Source records:
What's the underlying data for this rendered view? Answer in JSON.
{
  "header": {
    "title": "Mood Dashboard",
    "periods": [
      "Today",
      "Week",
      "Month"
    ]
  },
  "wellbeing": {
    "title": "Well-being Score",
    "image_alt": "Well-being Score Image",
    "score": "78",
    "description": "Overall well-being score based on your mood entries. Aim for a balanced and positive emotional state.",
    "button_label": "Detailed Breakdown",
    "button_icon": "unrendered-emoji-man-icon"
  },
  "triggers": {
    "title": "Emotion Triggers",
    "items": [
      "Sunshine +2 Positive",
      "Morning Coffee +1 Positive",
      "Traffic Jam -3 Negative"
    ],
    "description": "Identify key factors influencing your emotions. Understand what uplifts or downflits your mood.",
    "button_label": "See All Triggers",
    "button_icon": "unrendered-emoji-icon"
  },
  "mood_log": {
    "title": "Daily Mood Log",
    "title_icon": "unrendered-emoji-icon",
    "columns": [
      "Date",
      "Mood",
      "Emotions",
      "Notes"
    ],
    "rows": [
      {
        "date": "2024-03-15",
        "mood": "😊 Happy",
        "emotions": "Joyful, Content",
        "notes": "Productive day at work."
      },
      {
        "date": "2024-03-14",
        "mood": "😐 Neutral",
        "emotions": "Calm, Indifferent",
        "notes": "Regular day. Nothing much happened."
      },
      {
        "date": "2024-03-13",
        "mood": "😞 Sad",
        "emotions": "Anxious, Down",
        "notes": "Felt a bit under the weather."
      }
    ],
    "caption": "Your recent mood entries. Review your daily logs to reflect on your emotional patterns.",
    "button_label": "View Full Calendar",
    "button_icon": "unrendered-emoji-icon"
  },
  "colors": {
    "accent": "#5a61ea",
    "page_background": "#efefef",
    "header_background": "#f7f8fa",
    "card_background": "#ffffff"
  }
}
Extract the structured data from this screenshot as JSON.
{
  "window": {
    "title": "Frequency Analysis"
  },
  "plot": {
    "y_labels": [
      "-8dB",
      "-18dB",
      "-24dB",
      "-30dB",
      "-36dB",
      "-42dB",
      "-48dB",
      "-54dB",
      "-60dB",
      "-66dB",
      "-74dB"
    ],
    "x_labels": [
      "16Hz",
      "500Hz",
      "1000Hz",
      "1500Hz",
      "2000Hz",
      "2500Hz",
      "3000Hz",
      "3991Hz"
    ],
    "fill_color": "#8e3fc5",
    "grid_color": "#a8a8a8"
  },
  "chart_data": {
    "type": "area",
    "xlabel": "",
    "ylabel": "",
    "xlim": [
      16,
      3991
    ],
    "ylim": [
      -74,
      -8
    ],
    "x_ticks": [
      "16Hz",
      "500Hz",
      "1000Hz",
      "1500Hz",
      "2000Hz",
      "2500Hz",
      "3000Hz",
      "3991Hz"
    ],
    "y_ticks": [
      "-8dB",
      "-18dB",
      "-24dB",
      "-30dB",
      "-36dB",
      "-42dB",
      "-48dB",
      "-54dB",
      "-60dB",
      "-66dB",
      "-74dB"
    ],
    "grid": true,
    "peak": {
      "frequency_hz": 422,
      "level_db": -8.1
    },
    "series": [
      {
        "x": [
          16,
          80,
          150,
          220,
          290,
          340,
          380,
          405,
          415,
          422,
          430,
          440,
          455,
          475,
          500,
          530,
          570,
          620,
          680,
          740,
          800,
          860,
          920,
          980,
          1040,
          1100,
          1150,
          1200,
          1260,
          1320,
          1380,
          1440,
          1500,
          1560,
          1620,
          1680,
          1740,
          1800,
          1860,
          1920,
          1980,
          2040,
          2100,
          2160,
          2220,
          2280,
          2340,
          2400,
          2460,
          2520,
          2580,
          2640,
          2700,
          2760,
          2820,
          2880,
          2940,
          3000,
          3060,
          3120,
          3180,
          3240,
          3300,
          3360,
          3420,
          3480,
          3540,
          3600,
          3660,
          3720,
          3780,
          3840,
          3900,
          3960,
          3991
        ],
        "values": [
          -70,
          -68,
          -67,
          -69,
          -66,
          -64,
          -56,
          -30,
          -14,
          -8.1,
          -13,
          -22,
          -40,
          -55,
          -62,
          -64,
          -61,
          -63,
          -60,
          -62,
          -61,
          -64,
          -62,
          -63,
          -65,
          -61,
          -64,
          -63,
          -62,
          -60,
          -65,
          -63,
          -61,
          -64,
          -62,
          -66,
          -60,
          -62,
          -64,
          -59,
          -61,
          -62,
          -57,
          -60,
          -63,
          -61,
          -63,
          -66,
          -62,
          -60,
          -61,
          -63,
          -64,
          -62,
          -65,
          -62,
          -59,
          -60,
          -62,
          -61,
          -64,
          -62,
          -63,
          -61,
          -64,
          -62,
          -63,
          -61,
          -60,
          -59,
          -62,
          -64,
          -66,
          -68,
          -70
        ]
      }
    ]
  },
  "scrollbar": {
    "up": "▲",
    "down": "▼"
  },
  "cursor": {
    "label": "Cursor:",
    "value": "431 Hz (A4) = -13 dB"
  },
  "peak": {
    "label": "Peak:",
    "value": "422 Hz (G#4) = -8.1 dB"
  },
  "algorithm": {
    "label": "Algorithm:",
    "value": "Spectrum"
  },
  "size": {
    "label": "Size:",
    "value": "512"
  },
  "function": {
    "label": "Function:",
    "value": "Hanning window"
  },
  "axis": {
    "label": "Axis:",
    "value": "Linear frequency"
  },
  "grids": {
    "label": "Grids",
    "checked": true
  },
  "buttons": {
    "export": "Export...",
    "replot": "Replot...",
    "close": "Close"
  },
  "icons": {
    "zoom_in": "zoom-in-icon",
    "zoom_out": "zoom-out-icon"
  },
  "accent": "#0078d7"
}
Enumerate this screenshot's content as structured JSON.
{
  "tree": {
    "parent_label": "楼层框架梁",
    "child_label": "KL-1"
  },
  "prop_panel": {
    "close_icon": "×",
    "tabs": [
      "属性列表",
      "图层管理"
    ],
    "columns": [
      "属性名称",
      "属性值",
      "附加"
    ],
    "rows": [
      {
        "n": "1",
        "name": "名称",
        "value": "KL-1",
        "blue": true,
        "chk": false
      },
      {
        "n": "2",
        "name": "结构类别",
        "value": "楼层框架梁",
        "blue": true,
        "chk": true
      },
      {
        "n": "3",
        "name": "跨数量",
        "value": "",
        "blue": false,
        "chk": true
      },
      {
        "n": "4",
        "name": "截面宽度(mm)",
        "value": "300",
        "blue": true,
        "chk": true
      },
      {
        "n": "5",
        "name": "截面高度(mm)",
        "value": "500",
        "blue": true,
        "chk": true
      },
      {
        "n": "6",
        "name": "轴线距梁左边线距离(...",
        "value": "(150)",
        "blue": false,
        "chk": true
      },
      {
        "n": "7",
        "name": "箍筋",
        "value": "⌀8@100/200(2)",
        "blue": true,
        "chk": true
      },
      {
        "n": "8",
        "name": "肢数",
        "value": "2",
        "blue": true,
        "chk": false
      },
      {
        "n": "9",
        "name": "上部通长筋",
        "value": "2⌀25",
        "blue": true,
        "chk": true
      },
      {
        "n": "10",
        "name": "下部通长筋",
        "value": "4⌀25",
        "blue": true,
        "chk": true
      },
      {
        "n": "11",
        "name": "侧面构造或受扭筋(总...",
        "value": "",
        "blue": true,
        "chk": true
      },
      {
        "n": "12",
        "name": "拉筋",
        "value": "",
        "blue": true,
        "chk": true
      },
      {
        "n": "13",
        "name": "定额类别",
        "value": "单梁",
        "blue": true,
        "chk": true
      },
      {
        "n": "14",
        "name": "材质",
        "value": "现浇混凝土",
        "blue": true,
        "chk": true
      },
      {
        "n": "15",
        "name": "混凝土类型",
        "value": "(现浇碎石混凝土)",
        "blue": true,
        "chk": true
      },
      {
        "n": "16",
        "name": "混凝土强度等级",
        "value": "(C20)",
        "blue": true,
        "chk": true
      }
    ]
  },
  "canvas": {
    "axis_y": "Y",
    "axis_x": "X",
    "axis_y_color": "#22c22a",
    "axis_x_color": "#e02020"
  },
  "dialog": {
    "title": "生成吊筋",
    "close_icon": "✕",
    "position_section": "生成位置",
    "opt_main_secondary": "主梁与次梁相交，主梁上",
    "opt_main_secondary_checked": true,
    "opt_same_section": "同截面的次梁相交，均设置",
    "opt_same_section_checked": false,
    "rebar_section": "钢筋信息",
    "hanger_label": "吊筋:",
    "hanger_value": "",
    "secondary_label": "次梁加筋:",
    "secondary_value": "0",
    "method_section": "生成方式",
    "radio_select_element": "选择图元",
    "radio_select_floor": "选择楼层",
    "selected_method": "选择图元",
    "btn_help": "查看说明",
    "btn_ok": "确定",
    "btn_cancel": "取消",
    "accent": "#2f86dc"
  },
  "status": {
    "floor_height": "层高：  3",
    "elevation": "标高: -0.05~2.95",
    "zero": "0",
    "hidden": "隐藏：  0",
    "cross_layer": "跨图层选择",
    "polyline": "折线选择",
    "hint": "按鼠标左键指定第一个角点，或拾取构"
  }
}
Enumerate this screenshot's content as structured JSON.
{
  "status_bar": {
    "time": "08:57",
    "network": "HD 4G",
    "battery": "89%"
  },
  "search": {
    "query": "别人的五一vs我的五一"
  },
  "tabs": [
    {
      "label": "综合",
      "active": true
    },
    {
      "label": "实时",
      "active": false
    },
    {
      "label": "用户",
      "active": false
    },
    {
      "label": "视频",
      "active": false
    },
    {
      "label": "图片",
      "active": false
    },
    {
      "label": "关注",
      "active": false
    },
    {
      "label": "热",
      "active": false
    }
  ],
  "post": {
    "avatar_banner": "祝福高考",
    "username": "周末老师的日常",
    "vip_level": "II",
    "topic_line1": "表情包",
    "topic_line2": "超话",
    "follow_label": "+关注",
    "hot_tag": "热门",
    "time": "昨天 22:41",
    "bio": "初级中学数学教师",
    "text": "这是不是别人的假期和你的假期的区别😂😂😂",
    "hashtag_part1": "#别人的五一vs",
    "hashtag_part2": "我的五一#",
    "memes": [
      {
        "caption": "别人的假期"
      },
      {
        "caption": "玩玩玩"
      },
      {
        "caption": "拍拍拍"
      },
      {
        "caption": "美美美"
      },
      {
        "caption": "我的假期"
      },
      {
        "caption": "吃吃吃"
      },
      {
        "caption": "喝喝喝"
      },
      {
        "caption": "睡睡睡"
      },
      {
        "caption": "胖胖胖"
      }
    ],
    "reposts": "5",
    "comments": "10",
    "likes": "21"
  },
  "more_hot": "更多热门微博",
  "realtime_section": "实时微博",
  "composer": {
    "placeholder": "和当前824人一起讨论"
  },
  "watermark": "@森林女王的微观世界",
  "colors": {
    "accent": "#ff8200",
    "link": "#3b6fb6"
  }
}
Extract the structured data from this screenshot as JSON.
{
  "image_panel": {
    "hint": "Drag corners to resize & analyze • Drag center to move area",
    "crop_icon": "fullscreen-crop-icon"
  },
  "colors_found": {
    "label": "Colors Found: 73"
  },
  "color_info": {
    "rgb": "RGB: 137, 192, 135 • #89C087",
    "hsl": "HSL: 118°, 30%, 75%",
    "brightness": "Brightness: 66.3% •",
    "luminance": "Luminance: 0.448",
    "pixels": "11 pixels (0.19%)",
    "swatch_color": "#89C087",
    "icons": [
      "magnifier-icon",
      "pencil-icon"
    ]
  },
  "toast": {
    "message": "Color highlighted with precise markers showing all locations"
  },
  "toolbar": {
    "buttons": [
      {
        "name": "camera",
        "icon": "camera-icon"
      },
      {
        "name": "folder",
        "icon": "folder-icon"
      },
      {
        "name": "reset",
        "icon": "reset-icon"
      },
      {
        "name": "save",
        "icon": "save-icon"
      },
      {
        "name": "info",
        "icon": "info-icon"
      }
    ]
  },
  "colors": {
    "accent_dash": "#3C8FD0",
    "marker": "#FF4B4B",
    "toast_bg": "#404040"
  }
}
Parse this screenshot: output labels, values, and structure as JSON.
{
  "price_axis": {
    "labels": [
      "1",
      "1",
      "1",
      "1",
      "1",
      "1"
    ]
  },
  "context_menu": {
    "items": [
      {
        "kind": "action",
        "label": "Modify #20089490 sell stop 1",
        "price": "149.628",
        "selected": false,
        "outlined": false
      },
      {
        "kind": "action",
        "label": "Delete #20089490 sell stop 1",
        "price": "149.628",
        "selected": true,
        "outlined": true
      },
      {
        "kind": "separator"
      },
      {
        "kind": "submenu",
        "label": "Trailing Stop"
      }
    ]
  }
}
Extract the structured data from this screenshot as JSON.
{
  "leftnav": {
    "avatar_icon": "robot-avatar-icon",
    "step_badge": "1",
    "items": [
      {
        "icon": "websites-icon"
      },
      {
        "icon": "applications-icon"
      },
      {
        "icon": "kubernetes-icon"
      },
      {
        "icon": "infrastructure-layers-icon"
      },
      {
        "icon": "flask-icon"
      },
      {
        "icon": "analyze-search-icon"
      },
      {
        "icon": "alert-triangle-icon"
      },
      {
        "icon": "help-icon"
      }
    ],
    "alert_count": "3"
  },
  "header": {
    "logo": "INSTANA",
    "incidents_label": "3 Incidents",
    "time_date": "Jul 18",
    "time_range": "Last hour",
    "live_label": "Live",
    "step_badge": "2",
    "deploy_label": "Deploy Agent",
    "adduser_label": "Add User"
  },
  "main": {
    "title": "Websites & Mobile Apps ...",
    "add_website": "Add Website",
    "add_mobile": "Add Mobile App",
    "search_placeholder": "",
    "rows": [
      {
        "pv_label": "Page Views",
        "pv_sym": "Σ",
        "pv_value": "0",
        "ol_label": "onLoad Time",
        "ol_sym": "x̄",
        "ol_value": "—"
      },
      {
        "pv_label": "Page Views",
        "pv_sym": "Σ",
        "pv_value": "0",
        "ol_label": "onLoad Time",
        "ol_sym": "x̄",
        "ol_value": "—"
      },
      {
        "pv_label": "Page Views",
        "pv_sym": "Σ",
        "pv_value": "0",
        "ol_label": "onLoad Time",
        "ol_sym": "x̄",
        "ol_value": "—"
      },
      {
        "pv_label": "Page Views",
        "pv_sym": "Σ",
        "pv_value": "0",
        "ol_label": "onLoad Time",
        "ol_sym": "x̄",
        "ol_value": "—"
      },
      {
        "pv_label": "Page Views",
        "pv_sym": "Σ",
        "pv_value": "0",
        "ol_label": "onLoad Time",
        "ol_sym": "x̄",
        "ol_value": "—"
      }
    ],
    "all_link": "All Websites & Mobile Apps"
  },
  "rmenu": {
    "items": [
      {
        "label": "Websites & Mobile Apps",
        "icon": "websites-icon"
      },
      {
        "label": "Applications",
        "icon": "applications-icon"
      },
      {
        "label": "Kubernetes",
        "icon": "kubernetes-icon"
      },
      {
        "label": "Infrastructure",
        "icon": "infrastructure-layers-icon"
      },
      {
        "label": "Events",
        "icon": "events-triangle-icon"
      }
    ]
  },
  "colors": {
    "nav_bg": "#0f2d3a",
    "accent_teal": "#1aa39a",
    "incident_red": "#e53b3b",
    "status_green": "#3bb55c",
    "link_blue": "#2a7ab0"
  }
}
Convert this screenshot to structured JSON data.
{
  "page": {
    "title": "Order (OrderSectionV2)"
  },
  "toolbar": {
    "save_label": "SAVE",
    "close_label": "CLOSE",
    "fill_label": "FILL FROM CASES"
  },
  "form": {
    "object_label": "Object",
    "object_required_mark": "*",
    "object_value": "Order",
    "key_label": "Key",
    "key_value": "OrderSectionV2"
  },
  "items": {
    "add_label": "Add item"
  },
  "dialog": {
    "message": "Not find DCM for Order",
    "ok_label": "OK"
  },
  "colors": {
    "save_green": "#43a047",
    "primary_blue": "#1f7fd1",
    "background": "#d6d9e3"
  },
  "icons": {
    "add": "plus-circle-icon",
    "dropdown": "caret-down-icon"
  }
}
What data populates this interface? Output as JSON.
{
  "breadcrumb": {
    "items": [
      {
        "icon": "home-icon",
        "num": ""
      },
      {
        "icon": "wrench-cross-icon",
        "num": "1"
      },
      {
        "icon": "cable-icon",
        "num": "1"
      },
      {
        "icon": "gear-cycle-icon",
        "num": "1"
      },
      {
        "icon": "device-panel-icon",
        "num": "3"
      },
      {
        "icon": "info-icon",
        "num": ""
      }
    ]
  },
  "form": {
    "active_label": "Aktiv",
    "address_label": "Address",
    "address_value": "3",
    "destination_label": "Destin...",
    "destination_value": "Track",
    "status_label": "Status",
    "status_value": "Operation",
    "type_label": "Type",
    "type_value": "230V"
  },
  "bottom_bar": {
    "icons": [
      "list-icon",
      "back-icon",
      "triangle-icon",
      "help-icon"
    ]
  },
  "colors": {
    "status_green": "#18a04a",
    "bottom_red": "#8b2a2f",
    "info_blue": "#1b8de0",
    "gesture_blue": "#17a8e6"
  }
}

REQUIRED TASK:
Reproduce exactly the lines from the one with "What data populates" through the end of the entries above, both ends included.

THE RESULT:
What data populates this interface? Output as JSON.
{
  "breadcrumb": {
    "items": [
      {
        "icon": "home-icon",
        "num": ""
      },
      {
        "icon": "wrench-cross-icon",
        "num": "1"
      },
      {
        "icon": "cable-icon",
        "num": "1"
      },
      {
        "icon": "gear-cycle-icon",
        "num": "1"
      },
      {
        "icon": "device-panel-icon",
        "num": "3"
      },
      {
        "icon": "info-icon",
        "num": ""
      }
    ]
  },
  "form": {
    "active_label": "Aktiv",
    "address_label": "Address",
    "address_value": "3",
    "destination_label": "Destin...",
    "destination_value": "Track",
    "status_label": "Status",
    "status_value": "Operation",
    "type_label": "Type",
    "type_value": "230V"
  },
  "bottom_bar": {
    "icons": [
      "list-icon",
      "back-icon",
      "triangle-icon",
      "help-icon"
    ]
  },
  "colors": {
    "status_green": "#18a04a",
    "bottom_red": "#8b2a2f",
    "info_blue": "#1b8de0",
    "gesture_blue": "#17a8e6"
  }
}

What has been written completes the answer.